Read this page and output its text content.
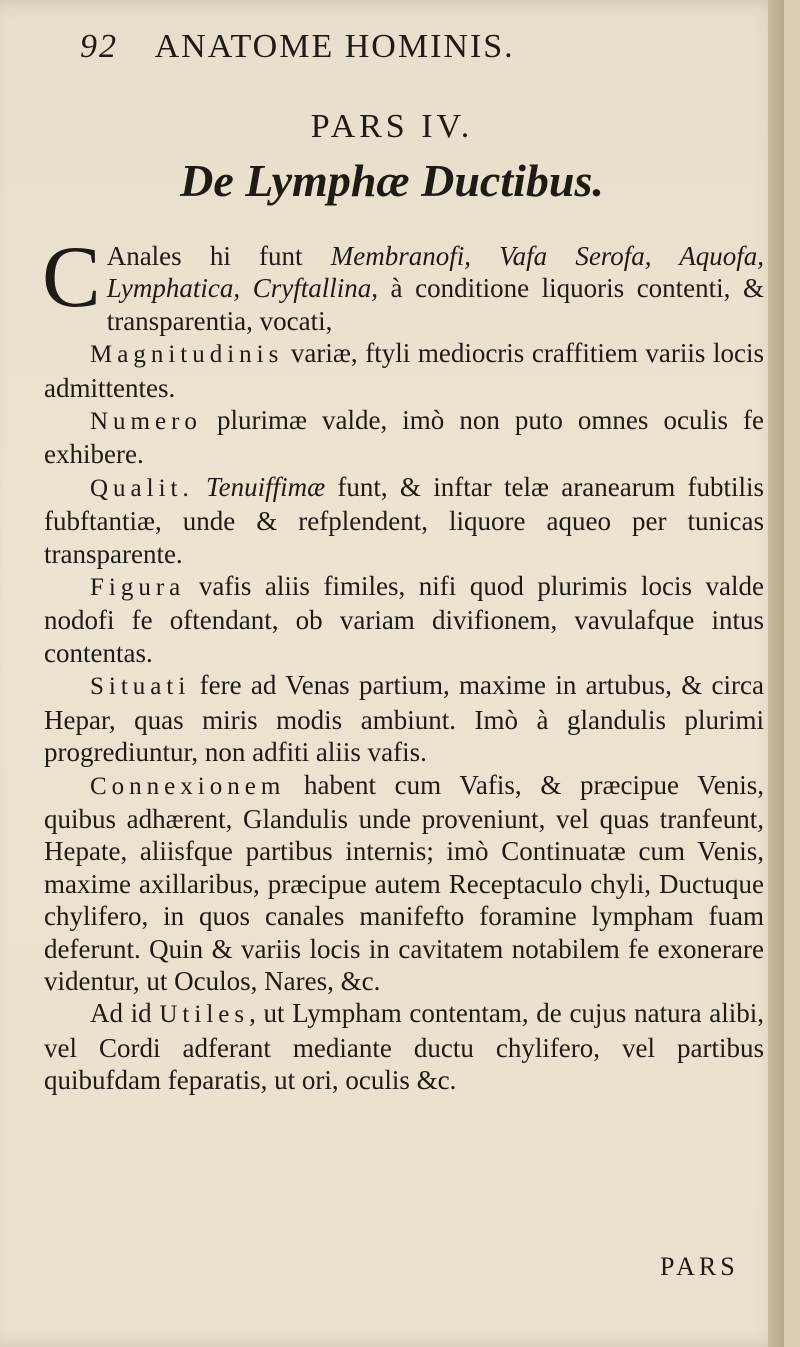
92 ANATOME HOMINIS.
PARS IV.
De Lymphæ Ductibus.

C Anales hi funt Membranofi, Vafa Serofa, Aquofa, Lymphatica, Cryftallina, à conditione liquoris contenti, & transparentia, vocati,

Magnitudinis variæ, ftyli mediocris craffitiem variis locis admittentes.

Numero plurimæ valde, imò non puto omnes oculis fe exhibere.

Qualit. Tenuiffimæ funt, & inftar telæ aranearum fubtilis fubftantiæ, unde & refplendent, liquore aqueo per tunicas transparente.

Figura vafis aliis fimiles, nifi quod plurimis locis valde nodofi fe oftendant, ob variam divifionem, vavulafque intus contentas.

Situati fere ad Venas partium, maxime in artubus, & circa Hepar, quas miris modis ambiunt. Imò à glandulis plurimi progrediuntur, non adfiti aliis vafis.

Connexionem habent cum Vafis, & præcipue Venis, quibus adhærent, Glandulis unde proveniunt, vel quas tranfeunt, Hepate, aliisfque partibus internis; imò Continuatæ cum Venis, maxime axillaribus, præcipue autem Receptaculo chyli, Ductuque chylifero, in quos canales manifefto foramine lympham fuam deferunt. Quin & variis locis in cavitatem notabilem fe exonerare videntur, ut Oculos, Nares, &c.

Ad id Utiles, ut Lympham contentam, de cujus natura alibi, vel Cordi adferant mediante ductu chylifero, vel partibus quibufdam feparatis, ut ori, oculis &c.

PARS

===============

**EXERCISE BRIEF**
From the material above, copy each line that includes the word "maxime".

**RESULT OF THE TASK**
Situati fere ad Venas partium, maxime in artubus, & circa Hepar, quas miris modis ambiunt. Imò à glandulis plurimi progrediuntur, non adfiti aliis vafis.
Connexionem habent cum Vafis, & præcipue Venis, quibus adhærent, Glandulis unde proveniunt, vel quas tranfeunt, Hepate, aliisfque partibus internis; imò Continuatæ cum Venis, maxime axillaribus, præcipue autem Receptaculo chyli, Ductuque chylifero, in quos canales manifefto foramine lympham fuam deferunt. Quin & variis locis in cavitatem notabilem fe exonerare videntur, ut Oculos, Nares, &c.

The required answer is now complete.